» PROBLEM STATEMENT
Go through the data below and copy it exactly, skipping every picture.

» DATASET RECORDS
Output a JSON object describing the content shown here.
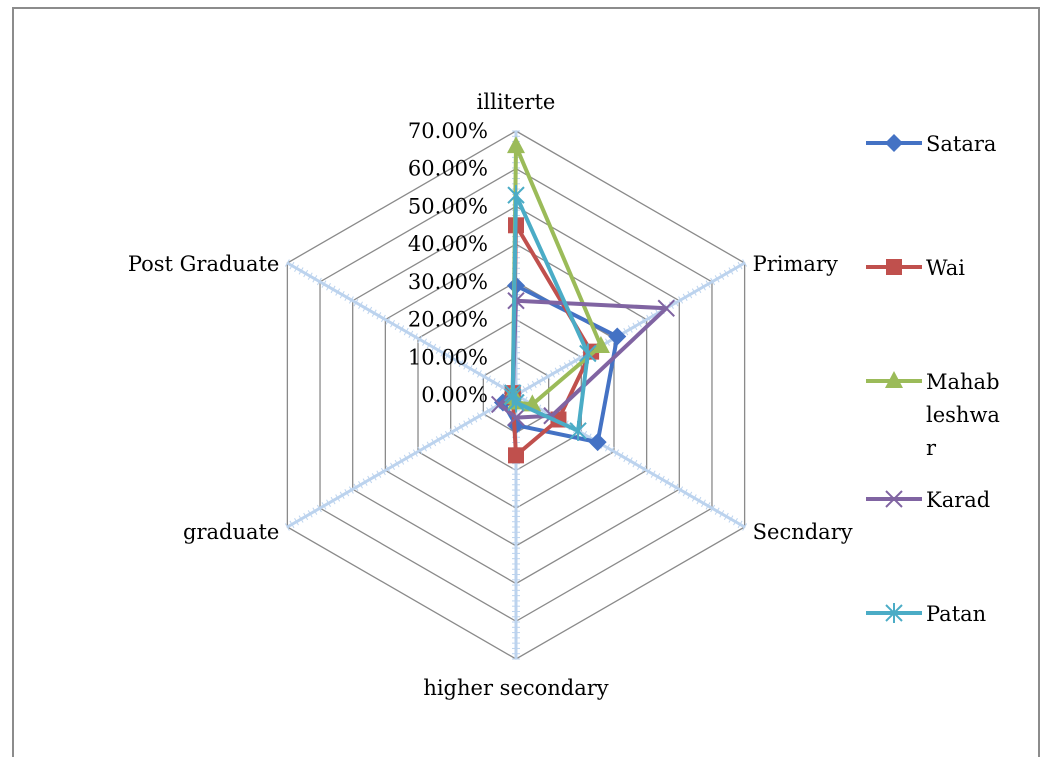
{
  "chart_data": {
    "type": "radar",
    "categories": [
      "illiterte",
      "Primary",
      "Secndary",
      "higher secondary",
      "graduate",
      "Post Graduate"
    ],
    "axis_ticks": [
      "0.00%",
      "10.00%",
      "20.00%",
      "30.00%",
      "40.00%",
      "50.00%",
      "60.00%",
      "70.00%"
    ],
    "range": [
      0,
      0.7
    ],
    "legend_position": "right",
    "series": [
      {
        "name": "Satara",
        "values": [
          0.29,
          0.31,
          0.25,
          0.08,
          0.04,
          0.01
        ],
        "color": "#4472c4",
        "marker": "diamond"
      },
      {
        "name": "Wai",
        "values": [
          0.45,
          0.23,
          0.13,
          0.16,
          0.01,
          0.01
        ],
        "color": "#c0504d",
        "marker": "square"
      },
      {
        "name": "Mahab leshwa r",
        "values": [
          0.66,
          0.26,
          0.05,
          0.02,
          0.01,
          0.01
        ],
        "color": "#9bbb59",
        "marker": "triangle"
      },
      {
        "name": "Karad",
        "values": [
          0.25,
          0.46,
          0.11,
          0.06,
          0.05,
          0.01
        ],
        "color": "#8064a2",
        "marker": "x"
      },
      {
        "name": "Patan",
        "values": [
          0.53,
          0.22,
          0.19,
          0.02,
          0.01,
          0.01
        ],
        "color": "#4bacc6",
        "marker": "star"
      }
    ]
  },
  "legend": {
    "items": [
      {
        "lines": [
          "Satara"
        ]
      },
      {
        "lines": [
          "Wai"
        ]
      },
      {
        "lines": [
          "Mahab",
          "leshwa",
          "r"
        ]
      },
      {
        "lines": [
          "Karad"
        ]
      },
      {
        "lines": [
          "Patan"
        ]
      }
    ]
  }
}
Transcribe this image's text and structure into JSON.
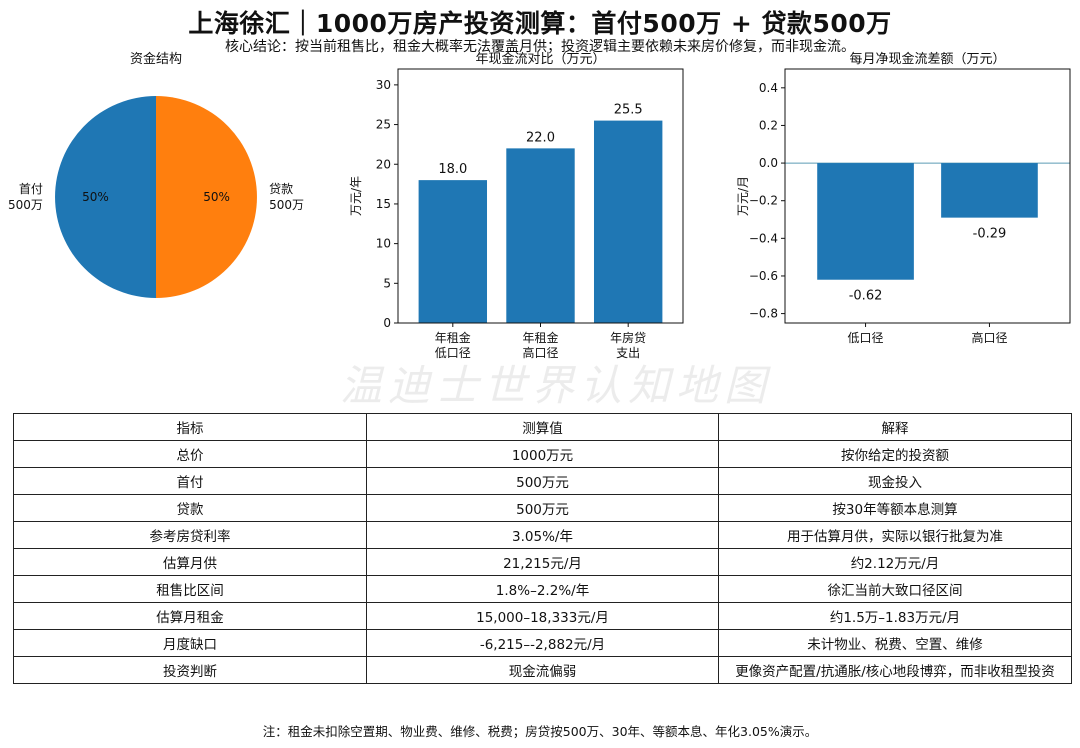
{
  "header": {
    "title": "上海徐汇｜1000万房产投资测算：首付500万 + 贷款500万",
    "subtitle": "核心结论：按当前租售比，租金大概率无法覆盖月供；投资逻辑主要依赖未来房价修复，而非现金流。"
  },
  "watermark": "温迪士世界认知地图",
  "chart_data": [
    {
      "type": "pie",
      "title": "资金结构",
      "labels": [
        "首付\n500万",
        "贷款\n500万"
      ],
      "values": [
        50,
        50
      ],
      "pct_labels": [
        "50%",
        "50%"
      ],
      "colors": [
        "#1f77b4",
        "#ff7f0e"
      ]
    },
    {
      "type": "bar",
      "title": "年现金流对比（万元）",
      "ylabel": "万元/年",
      "categories": [
        "年租金\n低口径",
        "年租金\n高口径",
        "年房贷\n支出"
      ],
      "values": [
        18.0,
        22.0,
        25.5
      ],
      "value_labels": [
        "18.0",
        "22.0",
        "25.5"
      ],
      "ylim": [
        0,
        32
      ],
      "yticks": [
        0,
        5,
        10,
        15,
        20,
        25,
        30
      ],
      "color": "#1f77b4"
    },
    {
      "type": "bar",
      "title": "每月净现金流差额（万元）",
      "ylabel": "万元/月",
      "categories": [
        "低口径",
        "高口径"
      ],
      "values": [
        -0.62,
        -0.29
      ],
      "value_labels": [
        "-0.62",
        "-0.29"
      ],
      "ylim": [
        -0.85,
        0.5
      ],
      "yticks": [
        -0.8,
        -0.6,
        -0.4,
        -0.2,
        0.0,
        0.2,
        0.4
      ],
      "ytick_labels": [
        "−0.8",
        "−0.6",
        "−0.4",
        "−0.2",
        "0.0",
        "0.2",
        "0.4"
      ],
      "color": "#1f77b4",
      "zero_line_color": "#5b9bb5"
    }
  ],
  "table": {
    "headers": [
      "指标",
      "测算值",
      "解释"
    ],
    "rows": [
      [
        "总价",
        "1000万元",
        "按你给定的投资额"
      ],
      [
        "首付",
        "500万元",
        "现金投入"
      ],
      [
        "贷款",
        "500万元",
        "按30年等额本息测算"
      ],
      [
        "参考房贷利率",
        "3.05%/年",
        "用于估算月供，实际以银行批复为准"
      ],
      [
        "估算月供",
        "21,215元/月",
        "约2.12万元/月"
      ],
      [
        "租售比区间",
        "1.8%–2.2%/年",
        "徐汇当前大致口径区间"
      ],
      [
        "估算月租金",
        "15,000–18,333元/月",
        "约1.5万–1.83万元/月"
      ],
      [
        "月度缺口",
        "-6,215–-2,882元/月",
        "未计物业、税费、空置、维修"
      ],
      [
        "投资判断",
        "现金流偏弱",
        "更像资产配置/抗通胀/核心地段博弈，而非收租型投资"
      ]
    ]
  },
  "note": "注：租金未扣除空置期、物业费、维修、税费；房贷按500万、30年、等额本息、年化3.05%演示。"
}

» SOLUTION TO THE PROBLEM
Output a JSON object describing the content shown here.
{
  "chart_data": {
    "type": "radar",
    "categories": [
      "illiterte",
      "Primary",
      "Secndary",
      "higher secondary",
      "graduate",
      "Post Graduate"
    ],
    "axis_ticks": [
      "0.00%",
      "10.00%",
      "20.00%",
      "30.00%",
      "40.00%",
      "50.00%",
      "60.00%",
      "70.00%"
    ],
    "range": [
      0,
      0.7
    ],
    "legend_position": "right",
    "series": [
      {
        "name": "Satara",
        "values": [
          0.29,
          0.31,
          0.25,
          0.08,
          0.04,
          0.01
        ],
        "color": "#4472c4",
        "marker": "diamond"
      },
      {
        "name": "Wai",
        "values": [
          0.45,
          0.23,
          0.13,
          0.16,
          0.01,
          0.01
        ],
        "color": "#c0504d",
        "marker": "square"
      },
      {
        "name": "Mahab leshwa r",
        "values": [
          0.66,
          0.26,
          0.05,
          0.02,
          0.01,
          0.01
        ],
        "color": "#9bbb59",
        "marker": "triangle"
      },
      {
        "name": "Karad",
        "values": [
          0.25,
          0.46,
          0.11,
          0.06,
          0.05,
          0.01
        ],
        "color": "#8064a2",
        "marker": "x"
      },
      {
        "name": "Patan",
        "values": [
          0.53,
          0.22,
          0.19,
          0.02,
          0.01,
          0.01
        ],
        "color": "#4bacc6",
        "marker": "star"
      }
    ]
  },
  "legend": {
    "items": [
      {
        "lines": [
          "Satara"
        ]
      },
      {
        "lines": [
          "Wai"
        ]
      },
      {
        "lines": [
          "Mahab",
          "leshwa",
          "r"
        ]
      },
      {
        "lines": [
          "Karad"
        ]
      },
      {
        "lines": [
          "Patan"
        ]
      }
    ]
  }
}
Transcribe this image's text and structure into JSON.
{
  "header": {
    "title": "上海徐汇｜1000万房产投资测算：首付500万 + 贷款500万",
    "subtitle": "核心结论：按当前租售比，租金大概率无法覆盖月供；投资逻辑主要依赖未来房价修复，而非现金流。"
  },
  "watermark": "温迪士世界认知地图",
  "chart_data": [
    {
      "type": "pie",
      "title": "资金结构",
      "labels": [
        "首付\n500万",
        "贷款\n500万"
      ],
      "values": [
        50,
        50
      ],
      "pct_labels": [
        "50%",
        "50%"
      ],
      "colors": [
        "#1f77b4",
        "#ff7f0e"
      ]
    },
    {
      "type": "bar",
      "title": "年现金流对比（万元）",
      "ylabel": "万元/年",
      "categories": [
        "年租金\n低口径",
        "年租金\n高口径",
        "年房贷\n支出"
      ],
      "values": [
        18.0,
        22.0,
        25.5
      ],
      "value_labels": [
        "18.0",
        "22.0",
        "25.5"
      ],
      "ylim": [
        0,
        32
      ],
      "yticks": [
        0,
        5,
        10,
        15,
        20,
        25,
        30
      ],
      "color": "#1f77b4"
    },
    {
      "type": "bar",
      "title": "每月净现金流差额（万元）",
      "ylabel": "万元/月",
      "categories": [
        "低口径",
        "高口径"
      ],
      "values": [
        -0.62,
        -0.29
      ],
      "value_labels": [
        "-0.62",
        "-0.29"
      ],
      "ylim": [
        -0.85,
        0.5
      ],
      "yticks": [
        -0.8,
        -0.6,
        -0.4,
        -0.2,
        0.0,
        0.2,
        0.4
      ],
      "ytick_labels": [
        "−0.8",
        "−0.6",
        "−0.4",
        "−0.2",
        "0.0",
        "0.2",
        "0.4"
      ],
      "color": "#1f77b4",
      "zero_line_color": "#5b9bb5"
    }
  ],
  "table": {
    "headers": [
      "指标",
      "测算值",
      "解释"
    ],
    "rows": [
      [
        "总价",
        "1000万元",
        "按你给定的投资额"
      ],
      [
        "首付",
        "500万元",
        "现金投入"
      ],
      [
        "贷款",
        "500万元",
        "按30年等额本息测算"
      ],
      [
        "参考房贷利率",
        "3.05%/年",
        "用于估算月供，实际以银行批复为准"
      ],
      [
        "估算月供",
        "21,215元/月",
        "约2.12万元/月"
      ],
      [
        "租售比区间",
        "1.8%–2.2%/年",
        "徐汇当前大致口径区间"
      ],
      [
        "估算月租金",
        "15,000–18,333元/月",
        "约1.5万–1.83万元/月"
      ],
      [
        "月度缺口",
        "-6,215–-2,882元/月",
        "未计物业、税费、空置、维修"
      ],
      [
        "投资判断",
        "现金流偏弱",
        "更像资产配置/抗通胀/核心地段博弈，而非收租型投资"
      ]
    ]
  },
  "note": "注：租金未扣除空置期、物业费、维修、税费；房贷按500万、30年、等额本息、年化3.05%演示。"
}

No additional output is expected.